### TASK BRIEF
Reproduce each of the rows below line for line, with no change to any character.

[Excerpts from a set of layout annotations]
——

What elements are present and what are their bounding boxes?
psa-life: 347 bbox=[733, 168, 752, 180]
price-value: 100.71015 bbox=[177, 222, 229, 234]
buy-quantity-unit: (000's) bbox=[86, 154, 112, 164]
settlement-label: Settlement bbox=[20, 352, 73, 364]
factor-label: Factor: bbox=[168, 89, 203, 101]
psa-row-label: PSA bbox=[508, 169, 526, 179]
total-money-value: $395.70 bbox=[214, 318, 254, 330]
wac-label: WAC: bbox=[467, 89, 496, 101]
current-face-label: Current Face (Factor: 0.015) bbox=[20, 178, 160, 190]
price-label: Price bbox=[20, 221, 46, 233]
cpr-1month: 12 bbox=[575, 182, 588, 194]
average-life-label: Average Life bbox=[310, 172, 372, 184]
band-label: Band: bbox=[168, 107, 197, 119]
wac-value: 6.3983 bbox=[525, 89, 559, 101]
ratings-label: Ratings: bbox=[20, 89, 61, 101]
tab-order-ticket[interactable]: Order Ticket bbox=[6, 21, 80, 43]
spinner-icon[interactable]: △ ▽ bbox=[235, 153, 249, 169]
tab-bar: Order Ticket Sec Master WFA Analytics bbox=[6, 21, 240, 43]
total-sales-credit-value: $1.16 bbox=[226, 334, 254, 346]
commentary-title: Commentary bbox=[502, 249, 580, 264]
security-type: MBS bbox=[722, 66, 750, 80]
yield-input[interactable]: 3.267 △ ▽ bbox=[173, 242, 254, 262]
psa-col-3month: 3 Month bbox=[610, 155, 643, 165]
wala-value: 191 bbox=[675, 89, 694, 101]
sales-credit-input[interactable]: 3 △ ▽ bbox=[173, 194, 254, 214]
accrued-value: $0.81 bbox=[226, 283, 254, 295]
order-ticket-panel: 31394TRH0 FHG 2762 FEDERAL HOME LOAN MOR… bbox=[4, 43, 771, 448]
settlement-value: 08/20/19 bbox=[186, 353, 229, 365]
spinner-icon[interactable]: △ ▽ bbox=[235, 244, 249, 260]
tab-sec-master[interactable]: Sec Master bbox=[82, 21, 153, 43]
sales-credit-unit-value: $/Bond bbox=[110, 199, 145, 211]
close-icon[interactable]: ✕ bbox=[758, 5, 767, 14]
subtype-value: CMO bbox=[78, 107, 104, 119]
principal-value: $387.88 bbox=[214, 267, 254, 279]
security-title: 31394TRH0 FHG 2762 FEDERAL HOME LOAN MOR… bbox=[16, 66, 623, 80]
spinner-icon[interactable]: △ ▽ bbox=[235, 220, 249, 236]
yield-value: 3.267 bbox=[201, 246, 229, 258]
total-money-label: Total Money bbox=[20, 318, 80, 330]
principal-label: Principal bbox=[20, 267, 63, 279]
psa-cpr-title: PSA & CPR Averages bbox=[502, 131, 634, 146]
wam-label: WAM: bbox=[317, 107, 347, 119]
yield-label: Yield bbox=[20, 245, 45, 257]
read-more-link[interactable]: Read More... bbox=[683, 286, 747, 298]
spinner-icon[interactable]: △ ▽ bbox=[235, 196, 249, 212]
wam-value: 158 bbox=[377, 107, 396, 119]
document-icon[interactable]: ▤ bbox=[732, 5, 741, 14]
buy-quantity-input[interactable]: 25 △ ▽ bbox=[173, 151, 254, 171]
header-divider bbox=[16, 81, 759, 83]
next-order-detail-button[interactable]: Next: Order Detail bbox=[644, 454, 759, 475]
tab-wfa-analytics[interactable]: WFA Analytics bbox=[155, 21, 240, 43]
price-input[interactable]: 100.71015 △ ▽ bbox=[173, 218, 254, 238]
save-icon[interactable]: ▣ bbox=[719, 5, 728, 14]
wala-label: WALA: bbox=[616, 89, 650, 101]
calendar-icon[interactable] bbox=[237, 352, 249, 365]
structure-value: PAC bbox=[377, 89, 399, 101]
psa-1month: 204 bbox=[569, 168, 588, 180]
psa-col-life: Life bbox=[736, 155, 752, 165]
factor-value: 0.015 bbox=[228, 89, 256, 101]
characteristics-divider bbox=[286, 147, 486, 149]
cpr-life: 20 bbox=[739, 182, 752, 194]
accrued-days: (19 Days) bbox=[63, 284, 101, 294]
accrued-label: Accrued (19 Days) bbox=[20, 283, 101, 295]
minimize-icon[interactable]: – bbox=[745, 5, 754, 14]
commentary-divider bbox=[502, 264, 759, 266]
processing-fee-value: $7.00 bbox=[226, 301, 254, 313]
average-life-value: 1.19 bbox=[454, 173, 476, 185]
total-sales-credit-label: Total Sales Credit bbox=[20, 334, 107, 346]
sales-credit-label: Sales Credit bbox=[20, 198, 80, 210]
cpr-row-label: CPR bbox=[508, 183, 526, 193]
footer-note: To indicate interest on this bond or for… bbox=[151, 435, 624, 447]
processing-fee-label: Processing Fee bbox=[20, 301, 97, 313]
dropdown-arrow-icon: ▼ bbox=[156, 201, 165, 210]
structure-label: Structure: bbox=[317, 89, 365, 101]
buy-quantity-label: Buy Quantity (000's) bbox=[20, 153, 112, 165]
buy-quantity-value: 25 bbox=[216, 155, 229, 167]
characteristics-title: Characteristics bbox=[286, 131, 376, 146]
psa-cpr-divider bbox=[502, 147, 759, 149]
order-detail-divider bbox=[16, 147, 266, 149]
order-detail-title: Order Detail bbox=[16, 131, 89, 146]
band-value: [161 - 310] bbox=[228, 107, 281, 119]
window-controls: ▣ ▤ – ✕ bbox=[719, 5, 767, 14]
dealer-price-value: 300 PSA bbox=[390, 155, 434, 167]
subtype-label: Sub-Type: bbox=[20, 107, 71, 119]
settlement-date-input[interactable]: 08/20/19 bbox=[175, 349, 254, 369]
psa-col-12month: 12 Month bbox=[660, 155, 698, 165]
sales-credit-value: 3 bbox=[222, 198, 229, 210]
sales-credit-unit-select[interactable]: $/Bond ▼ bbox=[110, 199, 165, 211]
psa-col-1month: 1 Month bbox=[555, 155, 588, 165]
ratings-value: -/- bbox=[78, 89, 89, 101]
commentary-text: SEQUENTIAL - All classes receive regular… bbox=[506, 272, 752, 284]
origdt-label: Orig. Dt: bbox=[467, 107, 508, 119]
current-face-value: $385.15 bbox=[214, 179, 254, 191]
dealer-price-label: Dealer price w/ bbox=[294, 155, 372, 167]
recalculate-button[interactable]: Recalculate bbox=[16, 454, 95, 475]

——

### COMPLETE RESPONSE
What elements are present and what are their bounding boxes?
psa-life: 347 bbox=[733, 168, 752, 180]
price-value: 100.71015 bbox=[177, 222, 229, 234]
buy-quantity-unit: (000's) bbox=[86, 154, 112, 164]
settlement-label: Settlement bbox=[20, 352, 73, 364]
factor-label: Factor: bbox=[168, 89, 203, 101]
psa-row-label: PSA bbox=[508, 169, 526, 179]
total-money-value: $395.70 bbox=[214, 318, 254, 330]
wac-label: WAC: bbox=[467, 89, 496, 101]
current-face-label: Current Face (Factor: 0.015) bbox=[20, 178, 160, 190]
price-label: Price bbox=[20, 221, 46, 233]
cpr-1month: 12 bbox=[575, 182, 588, 194]
average-life-label: Average Life bbox=[310, 172, 372, 184]
band-label: Band: bbox=[168, 107, 197, 119]
wac-value: 6.3983 bbox=[525, 89, 559, 101]
ratings-label: Ratings: bbox=[20, 89, 61, 101]
tab-order-ticket[interactable]: Order Ticket bbox=[6, 21, 80, 43]
spinner-icon[interactable]: △ ▽ bbox=[235, 153, 249, 169]
tab-bar: Order Ticket Sec Master WFA Analytics bbox=[6, 21, 240, 43]
total-sales-credit-value: $1.16 bbox=[226, 334, 254, 346]
commentary-title: Commentary bbox=[502, 249, 580, 264]
security-type: MBS bbox=[722, 66, 750, 80]
yield-input[interactable]: 3.267 △ ▽ bbox=[173, 242, 254, 262]
psa-col-3month: 3 Month bbox=[610, 155, 643, 165]
wala-value: 191 bbox=[675, 89, 694, 101]
sales-credit-input[interactable]: 3 △ ▽ bbox=[173, 194, 254, 214]
accrued-value: $0.81 bbox=[226, 283, 254, 295]
order-ticket-panel: 31394TRH0 FHG 2762 FEDERAL HOME LOAN MOR… bbox=[4, 43, 771, 448]
settlement-value: 08/20/19 bbox=[186, 353, 229, 365]
spinner-icon[interactable]: △ ▽ bbox=[235, 244, 249, 260]
tab-sec-master[interactable]: Sec Master bbox=[82, 21, 153, 43]
sales-credit-unit-value: $/Bond bbox=[110, 199, 145, 211]
close-icon[interactable]: ✕ bbox=[758, 5, 767, 14]
subtype-value: CMO bbox=[78, 107, 104, 119]
principal-value: $387.88 bbox=[214, 267, 254, 279]
security-title: 31394TRH0 FHG 2762 FEDERAL HOME LOAN MOR… bbox=[16, 66, 623, 80]
spinner-icon[interactable]: △ ▽ bbox=[235, 220, 249, 236]
yield-value: 3.267 bbox=[201, 246, 229, 258]
total-money-label: Total Money bbox=[20, 318, 80, 330]
principal-label: Principal bbox=[20, 267, 63, 279]
psa-cpr-title: PSA & CPR Averages bbox=[502, 131, 634, 146]
wam-label: WAM: bbox=[317, 107, 347, 119]
yield-label: Yield bbox=[20, 245, 45, 257]
read-more-link[interactable]: Read More... bbox=[683, 286, 747, 298]
spinner-icon[interactable]: △ ▽ bbox=[235, 196, 249, 212]
wam-value: 158 bbox=[377, 107, 396, 119]
document-icon[interactable]: ▤ bbox=[732, 5, 741, 14]
buy-quantity-input[interactable]: 25 △ ▽ bbox=[173, 151, 254, 171]
header-divider bbox=[16, 81, 759, 83]
next-order-detail-button[interactable]: Next: Order Detail bbox=[644, 454, 759, 475]
tab-wfa-analytics[interactable]: WFA Analytics bbox=[155, 21, 240, 43]
price-input[interactable]: 100.71015 △ ▽ bbox=[173, 218, 254, 238]
save-icon[interactable]: ▣ bbox=[719, 5, 728, 14]
wala-label: WALA: bbox=[616, 89, 650, 101]
calendar-icon[interactable] bbox=[237, 352, 249, 365]
structure-value: PAC bbox=[377, 89, 399, 101]
psa-1month: 204 bbox=[569, 168, 588, 180]
psa-col-life: Life bbox=[736, 155, 752, 165]
factor-value: 0.015 bbox=[228, 89, 256, 101]
characteristics-divider bbox=[286, 147, 486, 149]
cpr-life: 20 bbox=[739, 182, 752, 194]
accrued-days: (19 Days) bbox=[63, 284, 101, 294]
accrued-label: Accrued (19 Days) bbox=[20, 283, 101, 295]
minimize-icon[interactable]: – bbox=[745, 5, 754, 14]
commentary-divider bbox=[502, 264, 759, 266]
processing-fee-value: $7.00 bbox=[226, 301, 254, 313]
average-life-value: 1.19 bbox=[454, 173, 476, 185]
total-sales-credit-label: Total Sales Credit bbox=[20, 334, 107, 346]
sales-credit-label: Sales Credit bbox=[20, 198, 80, 210]
cpr-row-label: CPR bbox=[508, 183, 526, 193]
footer-note: To indicate interest on this bond or for… bbox=[151, 435, 624, 447]
processing-fee-label: Processing Fee bbox=[20, 301, 97, 313]
dropdown-arrow-icon: ▼ bbox=[156, 201, 165, 210]
structure-label: Structure: bbox=[317, 89, 365, 101]
buy-quantity-label: Buy Quantity (000's) bbox=[20, 153, 112, 165]
buy-quantity-value: 25 bbox=[216, 155, 229, 167]
characteristics-title: Characteristics bbox=[286, 131, 376, 146]
psa-cpr-divider bbox=[502, 147, 759, 149]
order-detail-divider bbox=[16, 147, 266, 149]
order-detail-title: Order Detail bbox=[16, 131, 89, 146]
band-value: [161 - 310] bbox=[228, 107, 281, 119]
window-controls: ▣ ▤ – ✕ bbox=[719, 5, 767, 14]
dealer-price-value: 300 PSA bbox=[390, 155, 434, 167]
subtype-label: Sub-Type: bbox=[20, 107, 71, 119]
settlement-date-input[interactable]: 08/20/19 bbox=[175, 349, 254, 369]
psa-col-12month: 12 Month bbox=[660, 155, 698, 165]
sales-credit-value: 3 bbox=[222, 198, 229, 210]
sales-credit-unit-select[interactable]: $/Bond ▼ bbox=[110, 199, 165, 211]
psa-col-1month: 1 Month bbox=[555, 155, 588, 165]
ratings-value: -/- bbox=[78, 89, 89, 101]
commentary-text: SEQUENTIAL - All classes receive regular… bbox=[506, 272, 752, 284]
origdt-label: Orig. Dt: bbox=[467, 107, 508, 119]
current-face-value: $385.15 bbox=[214, 179, 254, 191]
dealer-price-label: Dealer price w/ bbox=[294, 155, 372, 167]
recalculate-button[interactable]: Recalculate bbox=[16, 454, 95, 475]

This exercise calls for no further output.